* About this exercise *
Retype the following data exactly, but leave its pictures out.

* Listed entries *

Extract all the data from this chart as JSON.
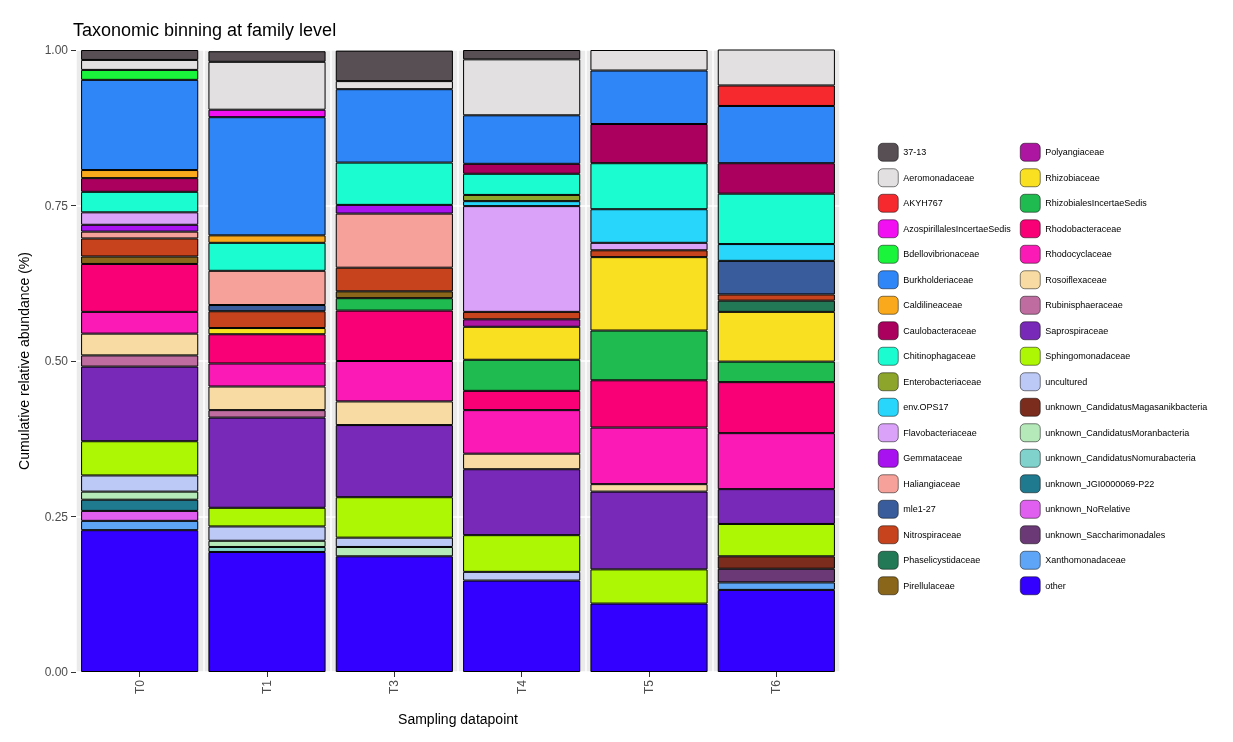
{
  "chart_data": {
    "type": "bar",
    "stacked": true,
    "title": "Taxonomic binning at family level",
    "xlabel": "Sampling datapoint",
    "ylabel": "Cumulative relative abundance (%)",
    "categories": [
      "T0",
      "T1",
      "T3",
      "T4",
      "T5",
      "T6"
    ],
    "ylim": [
      0,
      1
    ],
    "yticks": [
      {
        "value": 0,
        "label": "0.00"
      },
      {
        "value": 0.25,
        "label": "0.25"
      },
      {
        "value": 0.5,
        "label": "0.50"
      },
      {
        "value": 0.75,
        "label": "0.75"
      },
      {
        "value": 1,
        "label": "1.00"
      }
    ],
    "grid": true,
    "legend": "right",
    "series": [
      {
        "name": "other",
        "color": "#3300ff",
        "values": [
          0.228,
          0.193,
          0.186,
          0.147,
          0.11,
          0.132
        ]
      },
      {
        "name": "Xanthomonadaceae",
        "color": "#5ea5f7",
        "values": [
          0.015,
          null,
          null,
          null,
          null,
          0.012
        ]
      },
      {
        "name": "unknown_Saccharimonadales",
        "color": "#6b3a76",
        "values": [
          null,
          null,
          null,
          null,
          null,
          0.022
        ]
      },
      {
        "name": "unknown_NoRelative",
        "color": "#e05ff0",
        "values": [
          0.016,
          null,
          null,
          null,
          null,
          null
        ]
      },
      {
        "name": "unknown_JGI0000069-P22",
        "color": "#1f7a8f",
        "values": [
          0.018,
          null,
          null,
          null,
          null,
          null
        ]
      },
      {
        "name": "unknown_CandidatusNomurabacteria",
        "color": "#7fd3cc",
        "values": [
          null,
          0.008,
          null,
          null,
          null,
          null
        ]
      },
      {
        "name": "unknown_CandidatusMoranbacteria",
        "color": "#b5e9b9",
        "values": [
          0.013,
          0.01,
          0.015,
          null,
          null,
          null
        ]
      },
      {
        "name": "unknown_CandidatusMagasanikbacteria",
        "color": "#7c2c1d",
        "values": [
          null,
          null,
          null,
          null,
          null,
          0.02
        ]
      },
      {
        "name": "uncultured",
        "color": "#bcc8f5",
        "values": [
          0.026,
          0.023,
          0.015,
          0.014,
          null,
          null
        ]
      },
      {
        "name": "Sphingomonadaceae",
        "color": "#aef704",
        "values": [
          0.055,
          0.03,
          0.065,
          0.059,
          0.055,
          0.052
        ]
      },
      {
        "name": "Saprospiraceae",
        "color": "#7829b7",
        "values": [
          0.12,
          0.145,
          0.116,
          0.106,
          0.125,
          0.056
        ]
      },
      {
        "name": "Rubinisphaeraceae",
        "color": "#bf6da0",
        "values": [
          0.018,
          0.012,
          null,
          null,
          null,
          null
        ]
      },
      {
        "name": "Rosoiflexaceae",
        "color": "#f7dba2",
        "values": [
          0.035,
          0.038,
          0.038,
          0.025,
          0.012,
          null
        ]
      },
      {
        "name": "Rhodocyclaceae",
        "color": "#fb1ab5",
        "values": [
          0.035,
          0.037,
          0.065,
          0.07,
          0.091,
          0.09
        ]
      },
      {
        "name": "Rhodobacteraceae",
        "color": "#fa0077",
        "values": [
          0.077,
          0.047,
          0.081,
          0.031,
          0.076,
          0.082
        ]
      },
      {
        "name": "RhizobialesIncertaeSedis",
        "color": "#1fbb50",
        "values": [
          null,
          null,
          0.02,
          0.05,
          0.08,
          0.033
        ]
      },
      {
        "name": "Rhizobiaceae",
        "color": "#f9e122",
        "values": [
          null,
          0.01,
          null,
          0.053,
          0.118,
          0.08
        ]
      },
      {
        "name": "Polyangiaceae",
        "color": "#ad16a1",
        "values": [
          null,
          null,
          null,
          0.012,
          null,
          null
        ]
      },
      {
        "name": "Pirellulaceae",
        "color": "#896619",
        "values": [
          0.012,
          null,
          0.011,
          null,
          null,
          null
        ]
      },
      {
        "name": "Phaselicystidaceae",
        "color": "#217a55",
        "values": [
          null,
          null,
          null,
          null,
          null,
          0.018
        ]
      },
      {
        "name": "Nitrospiraceae",
        "color": "#c6431d",
        "values": [
          0.029,
          0.027,
          0.038,
          0.012,
          0.011,
          0.01
        ]
      },
      {
        "name": "mle1-27",
        "color": "#385c9c",
        "values": [
          null,
          0.01,
          null,
          null,
          null,
          0.054
        ]
      },
      {
        "name": "Haliangiaceae",
        "color": "#f6a19a",
        "values": [
          0.011,
          0.055,
          0.087,
          null,
          null,
          null
        ]
      },
      {
        "name": "Gemmataceae",
        "color": "#a812f0",
        "values": [
          0.011,
          null,
          0.014,
          null,
          null,
          null
        ]
      },
      {
        "name": "Flavobacteriaceae",
        "color": "#daa2f9",
        "values": [
          0.02,
          null,
          null,
          0.17,
          0.012,
          null
        ]
      },
      {
        "name": "env.OPS17",
        "color": "#29d6fb",
        "values": [
          null,
          null,
          null,
          0.008,
          0.054,
          0.027
        ]
      },
      {
        "name": "Enterobacteriaceae",
        "color": "#8ca52a",
        "values": [
          null,
          null,
          null,
          0.01,
          null,
          null
        ]
      },
      {
        "name": "Chitinophagaceae",
        "color": "#1bfdd0",
        "values": [
          0.033,
          0.045,
          0.068,
          0.034,
          0.074,
          0.081
        ]
      },
      {
        "name": "Caulobacteraceae",
        "color": "#ac005f",
        "values": [
          0.022,
          null,
          null,
          0.016,
          0.063,
          0.049
        ]
      },
      {
        "name": "Caldilineaceae",
        "color": "#f9a91b",
        "values": [
          0.013,
          0.012,
          null,
          null,
          null,
          null
        ]
      },
      {
        "name": "Burkholderiaceae",
        "color": "#2f86f7",
        "values": [
          0.145,
          0.19,
          0.118,
          0.078,
          0.086,
          0.092
        ]
      },
      {
        "name": "Bdellovibrionaceae",
        "color": "#1af53c",
        "values": [
          0.016,
          null,
          null,
          null,
          null,
          null
        ]
      },
      {
        "name": "AzospirillalesIncertaeSedis",
        "color": "#f20ff2",
        "values": [
          null,
          0.012,
          null,
          null,
          null,
          null
        ]
      },
      {
        "name": "AKYH767",
        "color": "#f5292e",
        "values": [
          null,
          null,
          null,
          null,
          null,
          0.033
        ]
      },
      {
        "name": "Aeromonadaceae",
        "color": "#e2e0e0",
        "values": [
          0.016,
          0.077,
          0.013,
          0.09,
          0.033,
          0.058
        ]
      },
      {
        "name": "37-13",
        "color": "#574f54",
        "values": [
          0.016,
          0.017,
          0.049,
          0.015,
          null,
          null
        ]
      }
    ]
  }
}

* Result of the exercise *
Extract all the data from this chart as JSON.
{
  "chart_data": {
    "type": "bar",
    "stacked": true,
    "title": "Taxonomic binning at family level",
    "xlabel": "Sampling datapoint",
    "ylabel": "Cumulative relative abundance (%)",
    "categories": [
      "T0",
      "T1",
      "T3",
      "T4",
      "T5",
      "T6"
    ],
    "ylim": [
      0,
      1
    ],
    "yticks": [
      {
        "value": 0,
        "label": "0.00"
      },
      {
        "value": 0.25,
        "label": "0.25"
      },
      {
        "value": 0.5,
        "label": "0.50"
      },
      {
        "value": 0.75,
        "label": "0.75"
      },
      {
        "value": 1,
        "label": "1.00"
      }
    ],
    "grid": true,
    "legend": "right",
    "series": [
      {
        "name": "other",
        "color": "#3300ff",
        "values": [
          0.228,
          0.193,
          0.186,
          0.147,
          0.11,
          0.132
        ]
      },
      {
        "name": "Xanthomonadaceae",
        "color": "#5ea5f7",
        "values": [
          0.015,
          null,
          null,
          null,
          null,
          0.012
        ]
      },
      {
        "name": "unknown_Saccharimonadales",
        "color": "#6b3a76",
        "values": [
          null,
          null,
          null,
          null,
          null,
          0.022
        ]
      },
      {
        "name": "unknown_NoRelative",
        "color": "#e05ff0",
        "values": [
          0.016,
          null,
          null,
          null,
          null,
          null
        ]
      },
      {
        "name": "unknown_JGI0000069-P22",
        "color": "#1f7a8f",
        "values": [
          0.018,
          null,
          null,
          null,
          null,
          null
        ]
      },
      {
        "name": "unknown_CandidatusNomurabacteria",
        "color": "#7fd3cc",
        "values": [
          null,
          0.008,
          null,
          null,
          null,
          null
        ]
      },
      {
        "name": "unknown_CandidatusMoranbacteria",
        "color": "#b5e9b9",
        "values": [
          0.013,
          0.01,
          0.015,
          null,
          null,
          null
        ]
      },
      {
        "name": "unknown_CandidatusMagasanikbacteria",
        "color": "#7c2c1d",
        "values": [
          null,
          null,
          null,
          null,
          null,
          0.02
        ]
      },
      {
        "name": "uncultured",
        "color": "#bcc8f5",
        "values": [
          0.026,
          0.023,
          0.015,
          0.014,
          null,
          null
        ]
      },
      {
        "name": "Sphingomonadaceae",
        "color": "#aef704",
        "values": [
          0.055,
          0.03,
          0.065,
          0.059,
          0.055,
          0.052
        ]
      },
      {
        "name": "Saprospiraceae",
        "color": "#7829b7",
        "values": [
          0.12,
          0.145,
          0.116,
          0.106,
          0.125,
          0.056
        ]
      },
      {
        "name": "Rubinisphaeraceae",
        "color": "#bf6da0",
        "values": [
          0.018,
          0.012,
          null,
          null,
          null,
          null
        ]
      },
      {
        "name": "Rosoiflexaceae",
        "color": "#f7dba2",
        "values": [
          0.035,
          0.038,
          0.038,
          0.025,
          0.012,
          null
        ]
      },
      {
        "name": "Rhodocyclaceae",
        "color": "#fb1ab5",
        "values": [
          0.035,
          0.037,
          0.065,
          0.07,
          0.091,
          0.09
        ]
      },
      {
        "name": "Rhodobacteraceae",
        "color": "#fa0077",
        "values": [
          0.077,
          0.047,
          0.081,
          0.031,
          0.076,
          0.082
        ]
      },
      {
        "name": "RhizobialesIncertaeSedis",
        "color": "#1fbb50",
        "values": [
          null,
          null,
          0.02,
          0.05,
          0.08,
          0.033
        ]
      },
      {
        "name": "Rhizobiaceae",
        "color": "#f9e122",
        "values": [
          null,
          0.01,
          null,
          0.053,
          0.118,
          0.08
        ]
      },
      {
        "name": "Polyangiaceae",
        "color": "#ad16a1",
        "values": [
          null,
          null,
          null,
          0.012,
          null,
          null
        ]
      },
      {
        "name": "Pirellulaceae",
        "color": "#896619",
        "values": [
          0.012,
          null,
          0.011,
          null,
          null,
          null
        ]
      },
      {
        "name": "Phaselicystidaceae",
        "color": "#217a55",
        "values": [
          null,
          null,
          null,
          null,
          null,
          0.018
        ]
      },
      {
        "name": "Nitrospiraceae",
        "color": "#c6431d",
        "values": [
          0.029,
          0.027,
          0.038,
          0.012,
          0.011,
          0.01
        ]
      },
      {
        "name": "mle1-27",
        "color": "#385c9c",
        "values": [
          null,
          0.01,
          null,
          null,
          null,
          0.054
        ]
      },
      {
        "name": "Haliangiaceae",
        "color": "#f6a19a",
        "values": [
          0.011,
          0.055,
          0.087,
          null,
          null,
          null
        ]
      },
      {
        "name": "Gemmataceae",
        "color": "#a812f0",
        "values": [
          0.011,
          null,
          0.014,
          null,
          null,
          null
        ]
      },
      {
        "name": "Flavobacteriaceae",
        "color": "#daa2f9",
        "values": [
          0.02,
          null,
          null,
          0.17,
          0.012,
          null
        ]
      },
      {
        "name": "env.OPS17",
        "color": "#29d6fb",
        "values": [
          null,
          null,
          null,
          0.008,
          0.054,
          0.027
        ]
      },
      {
        "name": "Enterobacteriaceae",
        "color": "#8ca52a",
        "values": [
          null,
          null,
          null,
          0.01,
          null,
          null
        ]
      },
      {
        "name": "Chitinophagaceae",
        "color": "#1bfdd0",
        "values": [
          0.033,
          0.045,
          0.068,
          0.034,
          0.074,
          0.081
        ]
      },
      {
        "name": "Caulobacteraceae",
        "color": "#ac005f",
        "values": [
          0.022,
          null,
          null,
          0.016,
          0.063,
          0.049
        ]
      },
      {
        "name": "Caldilineaceae",
        "color": "#f9a91b",
        "values": [
          0.013,
          0.012,
          null,
          null,
          null,
          null
        ]
      },
      {
        "name": "Burkholderiaceae",
        "color": "#2f86f7",
        "values": [
          0.145,
          0.19,
          0.118,
          0.078,
          0.086,
          0.092
        ]
      },
      {
        "name": "Bdellovibrionaceae",
        "color": "#1af53c",
        "values": [
          0.016,
          null,
          null,
          null,
          null,
          null
        ]
      },
      {
        "name": "AzospirillalesIncertaeSedis",
        "color": "#f20ff2",
        "values": [
          null,
          0.012,
          null,
          null,
          null,
          null
        ]
      },
      {
        "name": "AKYH767",
        "color": "#f5292e",
        "values": [
          null,
          null,
          null,
          null,
          null,
          0.033
        ]
      },
      {
        "name": "Aeromonadaceae",
        "color": "#e2e0e0",
        "values": [
          0.016,
          0.077,
          0.013,
          0.09,
          0.033,
          0.058
        ]
      },
      {
        "name": "37-13",
        "color": "#574f54",
        "values": [
          0.016,
          0.017,
          0.049,
          0.015,
          null,
          null
        ]
      }
    ]
  }
}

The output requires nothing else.